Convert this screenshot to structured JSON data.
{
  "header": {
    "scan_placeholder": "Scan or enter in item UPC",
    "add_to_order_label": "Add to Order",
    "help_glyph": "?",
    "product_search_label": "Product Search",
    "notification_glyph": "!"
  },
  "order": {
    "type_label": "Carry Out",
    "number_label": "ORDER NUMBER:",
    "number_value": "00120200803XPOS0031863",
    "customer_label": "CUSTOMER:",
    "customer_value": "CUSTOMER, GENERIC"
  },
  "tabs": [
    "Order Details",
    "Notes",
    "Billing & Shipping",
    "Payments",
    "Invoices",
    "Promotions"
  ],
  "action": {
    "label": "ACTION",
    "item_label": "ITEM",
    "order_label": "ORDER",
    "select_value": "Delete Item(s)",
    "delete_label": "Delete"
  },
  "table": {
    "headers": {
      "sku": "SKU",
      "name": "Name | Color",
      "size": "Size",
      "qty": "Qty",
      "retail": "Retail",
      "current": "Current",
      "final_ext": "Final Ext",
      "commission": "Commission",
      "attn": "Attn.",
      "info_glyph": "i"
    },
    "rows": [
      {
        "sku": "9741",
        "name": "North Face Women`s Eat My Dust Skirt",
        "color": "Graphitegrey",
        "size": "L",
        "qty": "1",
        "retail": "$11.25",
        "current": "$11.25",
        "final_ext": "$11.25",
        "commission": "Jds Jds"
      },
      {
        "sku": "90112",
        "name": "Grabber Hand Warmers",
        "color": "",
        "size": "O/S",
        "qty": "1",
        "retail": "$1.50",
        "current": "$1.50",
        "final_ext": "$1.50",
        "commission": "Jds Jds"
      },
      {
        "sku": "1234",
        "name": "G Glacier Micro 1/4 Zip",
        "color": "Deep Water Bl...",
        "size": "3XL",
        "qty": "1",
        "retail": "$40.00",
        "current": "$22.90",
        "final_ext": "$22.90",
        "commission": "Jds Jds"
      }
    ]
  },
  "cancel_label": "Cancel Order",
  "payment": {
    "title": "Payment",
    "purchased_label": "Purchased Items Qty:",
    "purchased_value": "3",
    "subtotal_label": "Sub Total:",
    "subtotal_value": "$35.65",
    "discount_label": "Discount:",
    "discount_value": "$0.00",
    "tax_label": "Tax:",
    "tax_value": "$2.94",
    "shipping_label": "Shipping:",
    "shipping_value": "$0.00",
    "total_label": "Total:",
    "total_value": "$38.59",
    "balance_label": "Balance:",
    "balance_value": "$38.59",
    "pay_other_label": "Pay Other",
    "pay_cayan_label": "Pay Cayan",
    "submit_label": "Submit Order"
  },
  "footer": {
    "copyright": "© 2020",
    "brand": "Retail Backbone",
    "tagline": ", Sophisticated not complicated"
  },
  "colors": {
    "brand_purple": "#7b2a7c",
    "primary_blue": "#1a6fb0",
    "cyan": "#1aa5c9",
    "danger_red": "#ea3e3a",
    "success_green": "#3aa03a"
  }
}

□ □ □ □ □ □ □

▶ [What to do] Within the records above, how many lines include the word "Delete"? State the number by itself.

▶ [Written solution] 2